* **Your instructions**:
Do any lines in the data below contain "time"? If so, copy every one of them.

* **Record list**:
******************************

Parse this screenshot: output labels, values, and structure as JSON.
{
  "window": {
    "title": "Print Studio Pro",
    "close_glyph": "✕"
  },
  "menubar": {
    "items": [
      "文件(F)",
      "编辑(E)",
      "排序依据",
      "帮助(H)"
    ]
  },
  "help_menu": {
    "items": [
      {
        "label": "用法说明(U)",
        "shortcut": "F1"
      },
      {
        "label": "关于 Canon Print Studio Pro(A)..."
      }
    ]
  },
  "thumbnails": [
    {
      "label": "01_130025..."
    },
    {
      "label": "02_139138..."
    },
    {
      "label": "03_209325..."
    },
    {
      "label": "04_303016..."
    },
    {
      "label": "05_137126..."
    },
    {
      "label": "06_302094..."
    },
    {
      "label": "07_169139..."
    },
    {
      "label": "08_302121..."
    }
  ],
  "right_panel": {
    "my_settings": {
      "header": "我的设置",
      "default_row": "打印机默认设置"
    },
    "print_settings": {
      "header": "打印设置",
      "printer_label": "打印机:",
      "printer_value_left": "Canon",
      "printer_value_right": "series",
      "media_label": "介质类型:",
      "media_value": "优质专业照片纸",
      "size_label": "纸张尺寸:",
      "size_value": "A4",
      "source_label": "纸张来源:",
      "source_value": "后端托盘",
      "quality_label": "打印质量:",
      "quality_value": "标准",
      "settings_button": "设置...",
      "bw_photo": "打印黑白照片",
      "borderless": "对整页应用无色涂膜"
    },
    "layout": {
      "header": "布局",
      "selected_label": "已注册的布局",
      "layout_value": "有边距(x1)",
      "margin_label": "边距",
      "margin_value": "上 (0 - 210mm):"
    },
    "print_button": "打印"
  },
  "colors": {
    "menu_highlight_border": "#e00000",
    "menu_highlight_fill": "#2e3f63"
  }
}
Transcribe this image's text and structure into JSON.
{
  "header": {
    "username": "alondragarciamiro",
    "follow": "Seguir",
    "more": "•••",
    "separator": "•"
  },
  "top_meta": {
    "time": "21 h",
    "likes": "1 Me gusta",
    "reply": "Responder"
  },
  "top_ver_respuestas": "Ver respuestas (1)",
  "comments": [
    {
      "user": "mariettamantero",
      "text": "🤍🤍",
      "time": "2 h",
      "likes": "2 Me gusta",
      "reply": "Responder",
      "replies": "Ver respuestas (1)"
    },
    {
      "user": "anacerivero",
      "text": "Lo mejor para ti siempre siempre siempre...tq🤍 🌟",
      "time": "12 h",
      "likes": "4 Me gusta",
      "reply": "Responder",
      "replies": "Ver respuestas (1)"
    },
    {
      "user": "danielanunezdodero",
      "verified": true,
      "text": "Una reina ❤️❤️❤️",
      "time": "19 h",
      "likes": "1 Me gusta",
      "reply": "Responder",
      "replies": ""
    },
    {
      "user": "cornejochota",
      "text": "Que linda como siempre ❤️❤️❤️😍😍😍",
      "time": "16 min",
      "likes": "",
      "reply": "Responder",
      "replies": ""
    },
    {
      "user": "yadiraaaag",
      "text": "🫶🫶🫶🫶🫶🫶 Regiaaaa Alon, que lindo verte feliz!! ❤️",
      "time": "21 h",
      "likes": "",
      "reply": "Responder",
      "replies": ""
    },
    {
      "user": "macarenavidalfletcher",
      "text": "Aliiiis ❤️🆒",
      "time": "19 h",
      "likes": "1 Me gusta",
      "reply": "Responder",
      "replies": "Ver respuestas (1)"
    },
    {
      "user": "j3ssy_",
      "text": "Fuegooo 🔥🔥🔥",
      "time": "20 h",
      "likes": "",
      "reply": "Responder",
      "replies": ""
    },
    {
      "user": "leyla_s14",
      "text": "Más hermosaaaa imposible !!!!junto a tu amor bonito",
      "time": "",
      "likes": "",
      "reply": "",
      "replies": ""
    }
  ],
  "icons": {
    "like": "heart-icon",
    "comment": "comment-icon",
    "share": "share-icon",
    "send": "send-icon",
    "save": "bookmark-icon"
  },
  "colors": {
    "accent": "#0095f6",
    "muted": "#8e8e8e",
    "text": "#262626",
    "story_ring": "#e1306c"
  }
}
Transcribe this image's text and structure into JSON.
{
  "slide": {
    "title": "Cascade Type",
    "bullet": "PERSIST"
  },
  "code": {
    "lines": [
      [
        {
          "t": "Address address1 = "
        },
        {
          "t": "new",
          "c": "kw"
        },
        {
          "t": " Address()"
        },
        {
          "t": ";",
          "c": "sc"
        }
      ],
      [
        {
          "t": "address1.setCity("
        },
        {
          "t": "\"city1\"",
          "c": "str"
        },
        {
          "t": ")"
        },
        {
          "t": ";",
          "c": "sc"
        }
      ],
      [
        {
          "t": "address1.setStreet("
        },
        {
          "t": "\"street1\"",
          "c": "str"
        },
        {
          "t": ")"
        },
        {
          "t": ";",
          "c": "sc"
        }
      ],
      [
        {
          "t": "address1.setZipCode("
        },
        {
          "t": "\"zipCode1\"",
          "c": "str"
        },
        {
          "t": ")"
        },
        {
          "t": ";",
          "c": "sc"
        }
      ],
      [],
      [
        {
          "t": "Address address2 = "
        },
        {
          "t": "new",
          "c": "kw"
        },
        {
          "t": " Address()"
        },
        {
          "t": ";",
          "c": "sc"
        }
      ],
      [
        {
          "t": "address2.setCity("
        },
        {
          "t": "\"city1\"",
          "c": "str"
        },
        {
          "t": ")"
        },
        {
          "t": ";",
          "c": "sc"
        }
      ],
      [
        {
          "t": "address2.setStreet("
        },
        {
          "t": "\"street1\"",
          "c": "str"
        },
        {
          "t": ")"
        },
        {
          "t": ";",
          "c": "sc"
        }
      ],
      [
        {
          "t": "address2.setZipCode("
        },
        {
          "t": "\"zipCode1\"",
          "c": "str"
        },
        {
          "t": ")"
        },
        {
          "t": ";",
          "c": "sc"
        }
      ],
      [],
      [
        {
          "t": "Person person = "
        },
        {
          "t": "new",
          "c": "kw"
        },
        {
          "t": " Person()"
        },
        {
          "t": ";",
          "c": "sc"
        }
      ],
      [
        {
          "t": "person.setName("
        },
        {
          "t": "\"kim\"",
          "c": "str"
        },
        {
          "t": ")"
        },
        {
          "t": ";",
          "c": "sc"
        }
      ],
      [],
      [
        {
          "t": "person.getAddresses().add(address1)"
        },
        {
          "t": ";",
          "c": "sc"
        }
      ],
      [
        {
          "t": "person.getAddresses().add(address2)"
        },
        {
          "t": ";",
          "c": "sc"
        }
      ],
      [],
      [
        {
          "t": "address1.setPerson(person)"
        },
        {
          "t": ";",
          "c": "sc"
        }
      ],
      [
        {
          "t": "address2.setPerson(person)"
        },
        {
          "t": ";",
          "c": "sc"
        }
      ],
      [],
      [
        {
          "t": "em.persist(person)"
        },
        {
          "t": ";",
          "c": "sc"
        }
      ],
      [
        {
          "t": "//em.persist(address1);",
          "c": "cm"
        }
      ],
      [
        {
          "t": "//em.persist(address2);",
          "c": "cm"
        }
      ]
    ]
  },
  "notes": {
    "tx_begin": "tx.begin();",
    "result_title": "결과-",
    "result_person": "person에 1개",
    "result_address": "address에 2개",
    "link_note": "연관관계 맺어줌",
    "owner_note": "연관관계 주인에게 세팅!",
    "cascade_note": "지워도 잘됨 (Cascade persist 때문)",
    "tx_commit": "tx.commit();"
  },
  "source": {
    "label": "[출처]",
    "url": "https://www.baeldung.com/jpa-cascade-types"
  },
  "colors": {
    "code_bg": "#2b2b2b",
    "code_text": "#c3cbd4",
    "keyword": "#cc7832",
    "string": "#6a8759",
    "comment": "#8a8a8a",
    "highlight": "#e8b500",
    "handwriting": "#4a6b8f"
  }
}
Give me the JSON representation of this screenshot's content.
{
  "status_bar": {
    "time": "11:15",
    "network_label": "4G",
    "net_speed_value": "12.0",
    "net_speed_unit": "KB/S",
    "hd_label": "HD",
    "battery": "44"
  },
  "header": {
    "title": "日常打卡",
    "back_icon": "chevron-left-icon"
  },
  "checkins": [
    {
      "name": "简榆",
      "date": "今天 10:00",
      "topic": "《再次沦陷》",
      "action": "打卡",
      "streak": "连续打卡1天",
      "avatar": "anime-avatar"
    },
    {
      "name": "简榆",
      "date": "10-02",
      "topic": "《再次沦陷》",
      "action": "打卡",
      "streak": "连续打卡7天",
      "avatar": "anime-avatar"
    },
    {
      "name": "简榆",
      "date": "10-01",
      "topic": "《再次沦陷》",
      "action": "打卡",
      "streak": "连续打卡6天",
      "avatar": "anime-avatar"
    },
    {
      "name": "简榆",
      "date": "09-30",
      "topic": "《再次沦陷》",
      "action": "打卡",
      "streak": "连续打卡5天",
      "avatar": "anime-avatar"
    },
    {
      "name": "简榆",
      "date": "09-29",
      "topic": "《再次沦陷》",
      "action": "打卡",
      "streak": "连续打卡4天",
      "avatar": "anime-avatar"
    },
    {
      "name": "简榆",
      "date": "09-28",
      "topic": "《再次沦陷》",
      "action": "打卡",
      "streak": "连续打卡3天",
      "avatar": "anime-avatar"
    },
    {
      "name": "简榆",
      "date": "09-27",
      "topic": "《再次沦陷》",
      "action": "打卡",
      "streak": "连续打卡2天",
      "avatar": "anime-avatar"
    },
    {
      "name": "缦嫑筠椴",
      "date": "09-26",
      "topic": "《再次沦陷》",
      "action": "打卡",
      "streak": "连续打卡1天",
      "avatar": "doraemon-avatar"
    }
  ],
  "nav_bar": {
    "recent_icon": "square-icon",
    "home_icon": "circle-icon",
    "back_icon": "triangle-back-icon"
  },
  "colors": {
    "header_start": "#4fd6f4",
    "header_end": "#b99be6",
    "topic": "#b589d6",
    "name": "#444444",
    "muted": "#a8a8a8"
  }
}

******************************

* **Exercise output**:
    "time": "21 h",
      "time": "2 h",
      "time": "12 h",
      "time": "19 h",
      "time": "16 min",
      "time": "21 h",
      "time": "19 h",
      "time": "20 h",
      "time": "",
    "time": "11:15",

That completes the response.